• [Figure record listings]

*-*-*

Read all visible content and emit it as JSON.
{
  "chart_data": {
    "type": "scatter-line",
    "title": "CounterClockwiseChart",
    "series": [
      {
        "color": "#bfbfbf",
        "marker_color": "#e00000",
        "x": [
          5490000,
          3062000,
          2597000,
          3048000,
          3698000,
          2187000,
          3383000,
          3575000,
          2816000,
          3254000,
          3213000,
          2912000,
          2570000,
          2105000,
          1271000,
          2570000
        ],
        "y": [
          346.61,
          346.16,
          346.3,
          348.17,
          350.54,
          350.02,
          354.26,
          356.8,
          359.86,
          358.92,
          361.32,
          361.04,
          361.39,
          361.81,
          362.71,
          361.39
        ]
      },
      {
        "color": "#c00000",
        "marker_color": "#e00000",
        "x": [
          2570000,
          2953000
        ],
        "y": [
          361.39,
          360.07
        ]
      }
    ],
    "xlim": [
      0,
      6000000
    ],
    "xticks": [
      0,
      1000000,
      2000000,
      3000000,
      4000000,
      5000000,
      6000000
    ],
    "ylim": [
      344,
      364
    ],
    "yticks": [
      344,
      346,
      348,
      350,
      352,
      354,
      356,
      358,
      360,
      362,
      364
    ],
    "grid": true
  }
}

*-*-*

• [SHORT PROBLEM] Write the entries again, exactly as they stand.

• [ANSWER FOR THE TASK]
Read all visible content and emit it as JSON.
{
  "chart_data": {
    "type": "scatter-line",
    "title": "CounterClockwiseChart",
    "series": [
      {
        "color": "#bfbfbf",
        "marker_color": "#e00000",
        "x": [
          5490000,
          3062000,
          2597000,
          3048000,
          3698000,
          2187000,
          3383000,
          3575000,
          2816000,
          3254000,
          3213000,
          2912000,
          2570000,
          2105000,
          1271000,
          2570000
        ],
        "y": [
          346.61,
          346.16,
          346.3,
          348.17,
          350.54,
          350.02,
          354.26,
          356.8,
          359.86,
          358.92,
          361.32,
          361.04,
          361.39,
          361.81,
          362.71,
          361.39
        ]
      },
      {
        "color": "#c00000",
        "marker_color": "#e00000",
        "x": [
          2570000,
          2953000
        ],
        "y": [
          361.39,
          360.07
        ]
      }
    ],
    "xlim": [
      0,
      6000000
    ],
    "xticks": [
      0,
      1000000,
      2000000,
      3000000,
      4000000,
      5000000,
      6000000
    ],
    "ylim": [
      344,
      364
    ],
    "yticks": [
      344,
      346,
      348,
      350,
      352,
      354,
      356,
      358,
      360,
      362,
      364
    ],
    "grid": true
  }
}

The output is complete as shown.